-- Página --
________

John Adams fue el segundo presidente de Estados Unidos y gobernó la flamante república entre 1797 y 1801. Antes había sido vicepresidente durante los dos mandatos de George Washington. Fue uno de los grandes fundadores del país. Sin su inteligente y persuasiva testarudez es improbable que el Congreso Continental se decidiera a proclamar la independencia de las trece colonias; colaboró con Thomas Jefferson, amigo del alma y enemigo íntimo, a redactar la Declaración de Independencia. El durísimo trabajo de Adams como embajador en Gran Bretaña y en los Países Bajos – seis años sin interrupción negociando tratados y préstamos — fue fundamental, política y financieramente, para la viabilidad del nuevo Estado. Adams, sin embargo, no consiguió ser reelegido como presidente. Le derrotó una coalición letal entre el muy popular Jefferson, el candidato alternativo, y un amplio sector de su propio partido, comandado por brillantes canallas como Hamilton y Burn. Este fracaso constituyó un terrible mazazo para un hombre aguda y hasta excesivamente consciente de su extraordinaria valía política e intelectual.

________

-- Tareas --
**1.** Según el texto sobre John Adams, ¿en qué período gobernó él la república?
**2.** Nombra a todas las personas que aparecen en el texto sobre John Adams, sin contar al propio Adams.

Listado de datos:
________

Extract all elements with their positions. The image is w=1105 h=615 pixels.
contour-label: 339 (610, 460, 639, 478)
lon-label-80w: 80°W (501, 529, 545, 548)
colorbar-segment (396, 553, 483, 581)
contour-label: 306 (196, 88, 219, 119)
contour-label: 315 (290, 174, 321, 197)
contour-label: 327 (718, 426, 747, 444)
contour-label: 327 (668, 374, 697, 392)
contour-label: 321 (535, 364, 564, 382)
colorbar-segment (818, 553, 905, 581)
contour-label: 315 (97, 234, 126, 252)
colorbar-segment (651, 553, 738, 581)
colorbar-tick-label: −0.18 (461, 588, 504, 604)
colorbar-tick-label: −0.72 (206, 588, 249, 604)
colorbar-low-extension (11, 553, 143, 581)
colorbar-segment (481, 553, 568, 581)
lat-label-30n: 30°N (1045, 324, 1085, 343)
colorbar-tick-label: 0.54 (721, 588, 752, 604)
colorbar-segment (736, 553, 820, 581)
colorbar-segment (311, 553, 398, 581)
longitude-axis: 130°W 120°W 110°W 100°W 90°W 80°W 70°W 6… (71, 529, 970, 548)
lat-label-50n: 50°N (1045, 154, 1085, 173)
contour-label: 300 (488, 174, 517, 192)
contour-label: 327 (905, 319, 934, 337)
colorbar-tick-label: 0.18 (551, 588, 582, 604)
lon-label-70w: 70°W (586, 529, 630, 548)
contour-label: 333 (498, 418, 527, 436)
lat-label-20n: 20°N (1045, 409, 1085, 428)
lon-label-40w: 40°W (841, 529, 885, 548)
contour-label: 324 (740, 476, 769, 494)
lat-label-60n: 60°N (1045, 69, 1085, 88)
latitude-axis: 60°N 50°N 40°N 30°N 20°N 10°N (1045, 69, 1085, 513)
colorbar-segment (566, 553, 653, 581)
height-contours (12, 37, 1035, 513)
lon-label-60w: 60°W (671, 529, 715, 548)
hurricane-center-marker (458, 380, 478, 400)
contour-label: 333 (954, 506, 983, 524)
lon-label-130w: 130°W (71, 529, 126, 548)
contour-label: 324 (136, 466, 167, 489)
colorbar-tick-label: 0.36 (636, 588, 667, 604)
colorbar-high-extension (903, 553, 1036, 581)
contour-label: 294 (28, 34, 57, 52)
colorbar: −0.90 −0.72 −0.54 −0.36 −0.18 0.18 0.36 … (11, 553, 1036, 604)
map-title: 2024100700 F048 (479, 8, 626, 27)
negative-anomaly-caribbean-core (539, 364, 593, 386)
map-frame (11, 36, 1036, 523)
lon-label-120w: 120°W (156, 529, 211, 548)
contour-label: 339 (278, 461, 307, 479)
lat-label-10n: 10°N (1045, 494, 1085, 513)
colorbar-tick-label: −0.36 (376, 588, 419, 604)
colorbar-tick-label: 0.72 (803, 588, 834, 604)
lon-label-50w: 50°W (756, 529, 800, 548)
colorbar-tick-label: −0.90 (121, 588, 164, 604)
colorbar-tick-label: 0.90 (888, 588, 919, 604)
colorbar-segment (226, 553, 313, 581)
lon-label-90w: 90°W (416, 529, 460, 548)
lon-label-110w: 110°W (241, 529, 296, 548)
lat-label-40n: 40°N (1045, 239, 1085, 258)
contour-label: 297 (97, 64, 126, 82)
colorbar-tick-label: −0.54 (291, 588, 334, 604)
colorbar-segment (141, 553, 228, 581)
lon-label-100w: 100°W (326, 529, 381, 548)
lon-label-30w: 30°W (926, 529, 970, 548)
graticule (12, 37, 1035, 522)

________

-- Respuestas por tarea --
**1.** Entre 1797 y 1801.

**2.** George Washington, Thomas Jefferson, Hamilton y Burn.